= The request =
Go through the entries below and copy each line containing the word "icon".
# Dataset start
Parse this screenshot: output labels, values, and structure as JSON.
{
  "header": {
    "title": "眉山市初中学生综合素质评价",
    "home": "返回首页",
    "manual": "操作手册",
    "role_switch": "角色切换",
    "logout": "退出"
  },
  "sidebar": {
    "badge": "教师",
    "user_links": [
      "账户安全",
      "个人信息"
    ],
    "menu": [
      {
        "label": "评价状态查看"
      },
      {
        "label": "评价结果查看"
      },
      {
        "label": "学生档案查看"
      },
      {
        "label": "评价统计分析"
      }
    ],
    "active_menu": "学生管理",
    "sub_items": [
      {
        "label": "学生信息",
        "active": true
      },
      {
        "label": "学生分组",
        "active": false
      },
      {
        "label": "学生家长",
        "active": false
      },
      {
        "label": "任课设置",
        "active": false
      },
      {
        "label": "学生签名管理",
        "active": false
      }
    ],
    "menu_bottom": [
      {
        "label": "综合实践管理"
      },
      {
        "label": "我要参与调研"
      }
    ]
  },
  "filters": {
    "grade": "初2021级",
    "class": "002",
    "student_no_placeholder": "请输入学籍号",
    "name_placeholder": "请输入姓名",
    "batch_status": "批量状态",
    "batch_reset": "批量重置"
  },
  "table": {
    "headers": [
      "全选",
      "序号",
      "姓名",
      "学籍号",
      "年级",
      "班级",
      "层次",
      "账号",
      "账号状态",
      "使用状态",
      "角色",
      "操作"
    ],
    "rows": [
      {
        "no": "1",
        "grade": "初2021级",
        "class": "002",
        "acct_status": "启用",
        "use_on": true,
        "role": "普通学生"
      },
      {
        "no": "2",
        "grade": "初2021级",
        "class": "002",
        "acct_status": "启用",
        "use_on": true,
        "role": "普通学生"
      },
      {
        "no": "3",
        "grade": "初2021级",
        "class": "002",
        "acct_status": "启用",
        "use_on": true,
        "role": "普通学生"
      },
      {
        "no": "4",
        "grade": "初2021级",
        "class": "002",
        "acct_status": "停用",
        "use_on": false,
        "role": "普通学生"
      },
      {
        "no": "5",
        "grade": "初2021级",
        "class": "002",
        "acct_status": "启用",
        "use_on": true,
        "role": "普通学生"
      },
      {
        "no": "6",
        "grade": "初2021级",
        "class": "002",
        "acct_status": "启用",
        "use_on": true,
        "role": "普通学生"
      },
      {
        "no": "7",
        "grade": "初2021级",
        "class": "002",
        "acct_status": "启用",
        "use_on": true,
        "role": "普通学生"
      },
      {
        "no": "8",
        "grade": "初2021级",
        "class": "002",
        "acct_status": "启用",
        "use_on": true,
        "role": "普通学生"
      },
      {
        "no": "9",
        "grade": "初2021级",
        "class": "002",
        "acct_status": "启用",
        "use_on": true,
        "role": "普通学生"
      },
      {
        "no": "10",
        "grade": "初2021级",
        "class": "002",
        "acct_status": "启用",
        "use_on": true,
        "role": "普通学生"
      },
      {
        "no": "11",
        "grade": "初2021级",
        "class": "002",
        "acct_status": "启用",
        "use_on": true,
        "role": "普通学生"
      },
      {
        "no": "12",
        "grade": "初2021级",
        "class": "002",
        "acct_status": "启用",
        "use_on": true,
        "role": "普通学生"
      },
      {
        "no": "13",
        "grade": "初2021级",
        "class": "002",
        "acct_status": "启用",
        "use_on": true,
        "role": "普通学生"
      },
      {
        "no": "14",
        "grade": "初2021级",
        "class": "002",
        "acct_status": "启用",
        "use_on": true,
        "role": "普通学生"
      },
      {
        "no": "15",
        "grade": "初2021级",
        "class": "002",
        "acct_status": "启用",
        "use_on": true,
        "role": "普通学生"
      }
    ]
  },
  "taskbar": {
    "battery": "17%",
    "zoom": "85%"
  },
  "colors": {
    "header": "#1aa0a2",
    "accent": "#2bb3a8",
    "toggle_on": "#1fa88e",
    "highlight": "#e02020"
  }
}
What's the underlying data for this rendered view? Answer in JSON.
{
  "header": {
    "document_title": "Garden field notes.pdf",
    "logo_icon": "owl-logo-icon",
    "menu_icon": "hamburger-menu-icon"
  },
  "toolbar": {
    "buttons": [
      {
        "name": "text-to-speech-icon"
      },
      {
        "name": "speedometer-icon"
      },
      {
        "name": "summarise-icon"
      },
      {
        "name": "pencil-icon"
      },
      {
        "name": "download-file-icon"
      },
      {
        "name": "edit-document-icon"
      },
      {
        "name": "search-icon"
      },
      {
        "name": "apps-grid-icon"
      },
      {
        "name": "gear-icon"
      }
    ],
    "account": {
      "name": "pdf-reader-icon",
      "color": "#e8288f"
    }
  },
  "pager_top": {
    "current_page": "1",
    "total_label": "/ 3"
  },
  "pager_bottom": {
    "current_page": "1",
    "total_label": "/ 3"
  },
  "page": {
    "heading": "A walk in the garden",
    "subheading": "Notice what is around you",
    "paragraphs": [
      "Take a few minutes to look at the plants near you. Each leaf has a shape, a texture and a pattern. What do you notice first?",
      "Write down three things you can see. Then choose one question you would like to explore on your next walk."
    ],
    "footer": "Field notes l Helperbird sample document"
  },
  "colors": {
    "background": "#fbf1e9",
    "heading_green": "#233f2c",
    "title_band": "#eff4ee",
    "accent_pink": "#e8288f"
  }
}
# Dataset end
= Problem solution =
    "logo_icon": "owl-logo-icon",
    "menu_icon": "hamburger-menu-icon"
        "name": "text-to-speech-icon"
        "name": "speedometer-icon"
        "name": "summarise-icon"
        "name": "pencil-icon"
        "name": "download-file-icon"
        "name": "edit-document-icon"
        "name": "search-icon"
        "name": "apps-grid-icon"
        "name": "gear-icon"
      "name": "pdf-reader-icon",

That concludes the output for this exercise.